Dataset entries:
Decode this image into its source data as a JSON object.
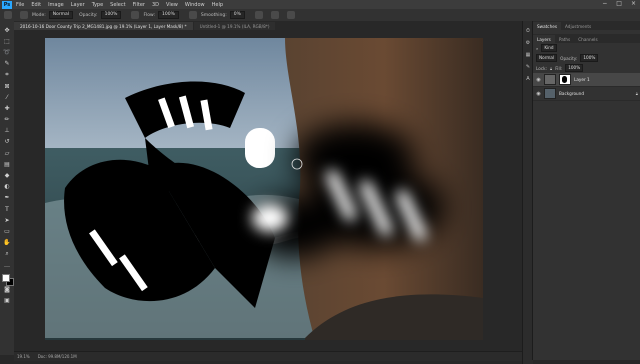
{
  "app": {
    "logo": "Ps",
    "menu": [
      "File",
      "Edit",
      "Image",
      "Layer",
      "Type",
      "Select",
      "Filter",
      "3D",
      "View",
      "Window",
      "Help"
    ],
    "window_controls": [
      "−",
      "□",
      "×"
    ]
  },
  "options": {
    "mode_label": "Mode:",
    "mode_value": "Normal",
    "opacity_label": "Opacity:",
    "opacity_value": "100%",
    "flow_label": "Flow:",
    "flow_value": "100%",
    "smoothing_label": "Smoothing:",
    "smoothing_value": "0%"
  },
  "tabs": [
    {
      "label": "2016-10-16 Door County Trip 2_MG1481.jpg @ 19.1% (Layer 1, Layer Mask/8) *",
      "active": true
    },
    {
      "label": "Untitled-1 @ 19.1% (ILA, RGB/8*)",
      "active": false
    }
  ],
  "status": {
    "zoom": "19.1%",
    "doc": "Doc: 99.8M/120.1M"
  },
  "panels": {
    "top_tabs": [
      "Swatches",
      "Adjustments"
    ],
    "layer_tabs": [
      "Layers",
      "Paths",
      "Channels"
    ],
    "kind_label": "Kind",
    "blend_mode": "Normal",
    "opacity_label": "Opacity:",
    "opacity_value": "100%",
    "lock_label": "Lock:",
    "fill_label": "Fill:",
    "fill_value": "100%",
    "layers": [
      {
        "name": "Layer 1",
        "selected": true
      },
      {
        "name": "Background",
        "selected": false
      }
    ]
  },
  "colors": {
    "accent": "#2aa8ff",
    "panel": "#323232",
    "canvas_bg": "#282828"
  }
}
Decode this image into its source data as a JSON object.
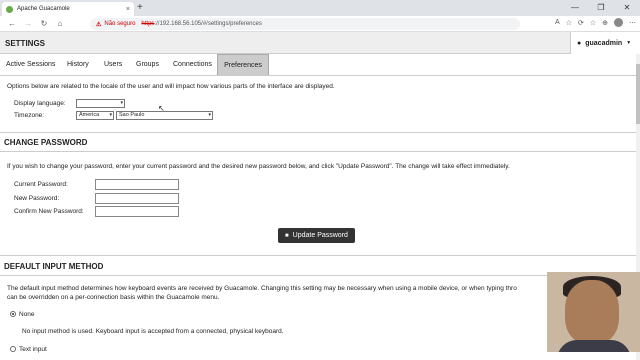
{
  "browser": {
    "tab_title": "Apache Guacamole",
    "tab_close": "×",
    "new_tab": "+",
    "window_controls": [
      "—",
      "❐",
      "✕"
    ],
    "nav": {
      "back": "←",
      "forward": "→",
      "reload": "↻",
      "home": "⌂"
    },
    "security_icon": "⚠",
    "security_text": "Não seguro",
    "url_scheme": "https",
    "url_rest": "://192.168.56.105/#/settings/preferences",
    "right_icons": [
      "A",
      "☆",
      "⟳",
      "☆",
      "⊕",
      "⋯"
    ]
  },
  "header": {
    "title": "SETTINGS",
    "user_icon": "👤",
    "username": "guacadmin",
    "caret": "▼"
  },
  "tabs": [
    {
      "label": "Active Sessions"
    },
    {
      "label": "History"
    },
    {
      "label": "Users"
    },
    {
      "label": "Groups"
    },
    {
      "label": "Connections"
    },
    {
      "label": "Preferences",
      "active": true
    }
  ],
  "locale": {
    "description": "Options below are related to the locale of the user and will impact how various parts of the interface are displayed.",
    "display_language_label": "Display language:",
    "display_language_value": "",
    "timezone_label": "Timezone:",
    "timezone_region": "America",
    "timezone_city": "Sao Paulo"
  },
  "change_password": {
    "title": "CHANGE PASSWORD",
    "description": "If you wish to change your password, enter your current password and the desired new password below, and click \"Update Password\". The change will take effect immediately.",
    "current_label": "Current Password:",
    "new_label": "New Password:",
    "confirm_label": "Confirm New Password:",
    "button_icon": "🔒",
    "button_label": "Update Password"
  },
  "input_method": {
    "title": "DEFAULT INPUT METHOD",
    "description_line1": "The default input method determines how keyboard events are received by Guacamole. Changing this setting may be necessary when using a mobile device, or when typing thro",
    "description_line2": "can be overridden on a per-connection basis within the Guacamole menu.",
    "option_none": "None",
    "option_none_desc": "No input method is used. Keyboard input is accepted from a connected, physical keyboard.",
    "option_text": "Text input"
  }
}
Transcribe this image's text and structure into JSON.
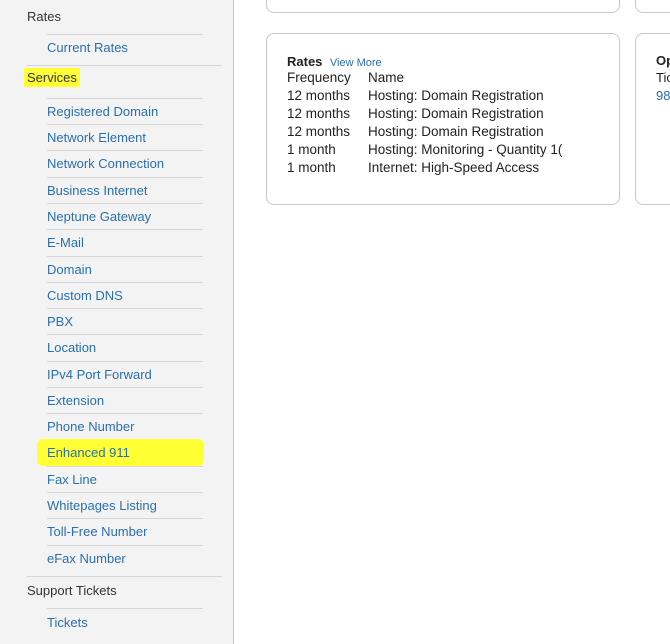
{
  "sidebar": {
    "rates": {
      "heading": "Rates",
      "items": [
        "Current Rates"
      ]
    },
    "services": {
      "heading": "Services",
      "items": [
        "Registered Domain",
        "Network Element",
        "Network Connection",
        "Business Internet",
        "Neptune Gateway",
        "E-Mail",
        "Domain",
        "Custom DNS",
        "PBX",
        "Location",
        "IPv4 Port Forward",
        "Extension",
        "Phone Number",
        "Enhanced 911",
        "Fax Line",
        "Whitepages Listing",
        "Toll-Free Number",
        "eFax Number"
      ]
    },
    "support": {
      "heading": "Support Tickets",
      "items": [
        "Tickets"
      ]
    }
  },
  "rates_card": {
    "title": "Rates",
    "view_more": "View More",
    "headers": [
      "Frequency",
      "Name"
    ],
    "rows": [
      [
        "12 months",
        "Hosting: Domain Registration"
      ],
      [
        "12 months",
        "Hosting: Domain Registration"
      ],
      [
        "12 months",
        "Hosting: Domain Registration"
      ],
      [
        "1 month",
        "Hosting: Monitoring - Quantity 1("
      ],
      [
        "1 month",
        "Internet: High-Speed Access"
      ]
    ]
  },
  "right_card": {
    "title_fragment": "Op",
    "line_fragment": "Tic",
    "link_fragment": "98"
  },
  "colors": {
    "link": "#2a6fb0",
    "highlight": "#ffff33",
    "sidebar_bg": "#f3f3f3"
  }
}
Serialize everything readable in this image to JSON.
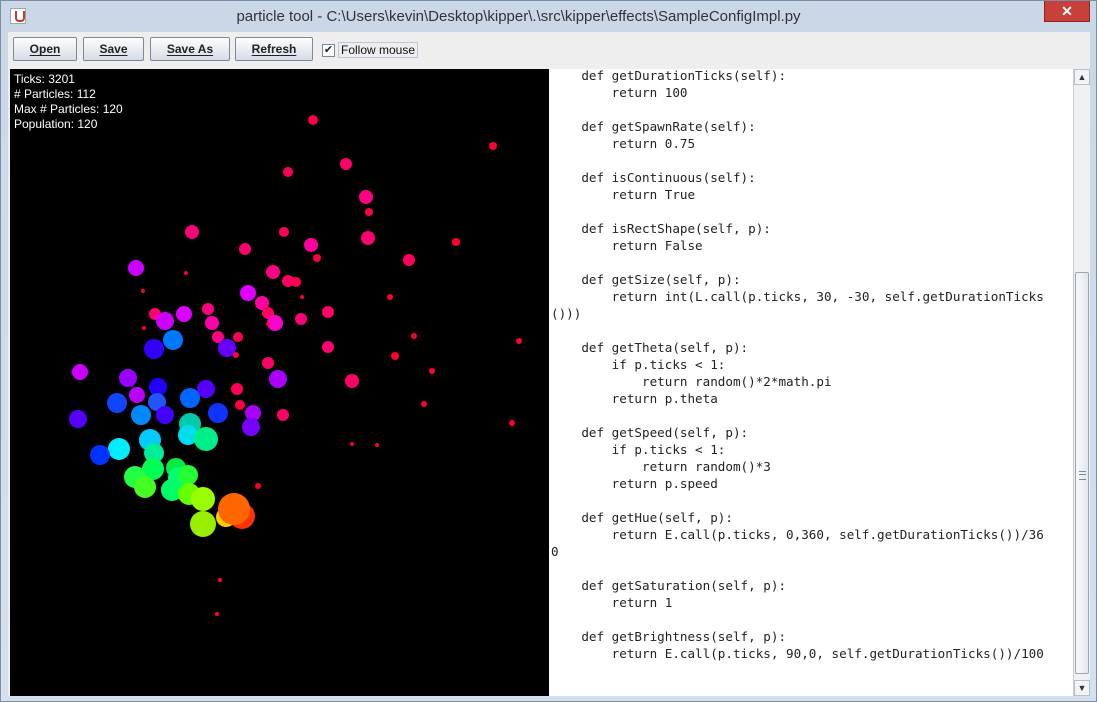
{
  "window": {
    "title": "particle tool - C:\\Users\\kevin\\Desktop\\kipper\\.\\src\\kipper\\effects\\SampleConfigImpl.py",
    "close_label": "✕"
  },
  "toolbar": {
    "open_label": "Open",
    "save_label": "Save",
    "save_as_label": "Save As",
    "refresh_label": "Refresh",
    "follow_mouse_label": "Follow mouse",
    "follow_mouse_checked": "✔"
  },
  "stats": {
    "ticks": "Ticks: 3201",
    "particles": "# Particles: 112",
    "max_particles": "Max # Particles: 120",
    "population": "Population: 120"
  },
  "editor": {
    "lines": [
      "    def getDurationTicks(self):",
      "        return 100",
      "",
      "    def getSpawnRate(self):",
      "        return 0.75",
      "",
      "    def isContinuous(self):",
      "        return True",
      "",
      "    def isRectShape(self, p):",
      "        return False",
      "",
      "    def getSize(self, p):",
      "        return int(L.call(p.ticks, 30, -30, self.getDurationTicks",
      "()))",
      "",
      "    def getTheta(self, p):",
      "        if p.ticks < 1:",
      "            return random()*2*math.pi",
      "        return p.theta",
      "",
      "    def getSpeed(self, p):",
      "        if p.ticks < 1:",
      "            return random()*3",
      "        return p.speed",
      "",
      "    def getHue(self, p):",
      "        return E.call(p.ticks, 0,360, self.getDurationTicks())/36",
      "0",
      "",
      "    def getSaturation(self, p):",
      "        return 1",
      "",
      "    def getBrightness(self, p):",
      "        return E.call(p.ticks, 90,0, self.getDurationTicks())/100"
    ]
  },
  "scrollbar": {
    "up_icon": "▲",
    "down_icon": "▼"
  }
}
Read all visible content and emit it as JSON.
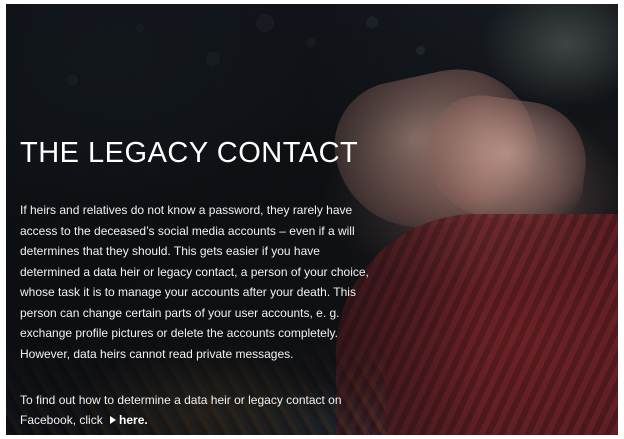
{
  "slide": {
    "title": "THE LEGACY CONTACT",
    "body": "If heirs and relatives do not know a password, they rarely have access to the deceased’s social media accounts – even if a will determines that they should. This gets easier if you have determined a data heir or legacy contact, a person of your choice, whose task it is to manage your accounts after your death. This person can change certain parts of your user accounts, e. g. exchange profile pictures or delete the accounts completely. However, data heirs cannot read private messages.",
    "cta_prefix": "To find out how to determine a data heir or legacy contact on Facebook, click",
    "cta_link_label": "here.",
    "cta_link_icon": "play-arrow-icon"
  },
  "colors": {
    "text": "#ffffff",
    "overlay": "#0a0c0f",
    "sleeve": "#7a2328"
  }
}
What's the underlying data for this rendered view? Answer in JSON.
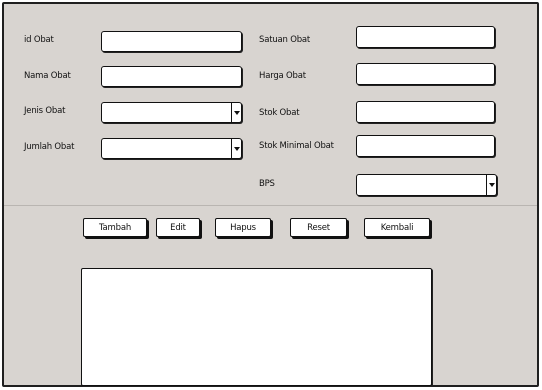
{
  "form": {
    "left_fields": [
      {
        "label": "id Obat",
        "type": "text",
        "value": ""
      },
      {
        "label": "Nama Obat",
        "type": "text",
        "value": ""
      },
      {
        "label": "Jenis Obat",
        "type": "select",
        "value": ""
      },
      {
        "label": "Jumlah Obat",
        "type": "select",
        "value": ""
      }
    ],
    "right_fields": [
      {
        "label": "Satuan Obat",
        "type": "text",
        "value": ""
      },
      {
        "label": "Harga Obat",
        "type": "text",
        "value": ""
      },
      {
        "label": "Stok Obat",
        "type": "text",
        "value": ""
      },
      {
        "label": "Stok Minimal Obat",
        "type": "text",
        "value": ""
      },
      {
        "label": "BPS",
        "type": "select",
        "value": ""
      }
    ]
  },
  "actions": {
    "tambah": "Tambah",
    "edit": "Edit",
    "hapus": "Hapus",
    "reset": "Reset",
    "kembali": "Kembali"
  },
  "icons": {
    "dropdown": "chevron-down-icon"
  }
}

What you need to do: In the records above, locate every line with the string "Users" and copy it.

Answer to this exercise:
      "label": "Users"
    "title": "particle tool - C:\\Users\\kevin\\Desktop\\kipper\\.\\src\\kipper\\effects\\SampleConfigImpl.py",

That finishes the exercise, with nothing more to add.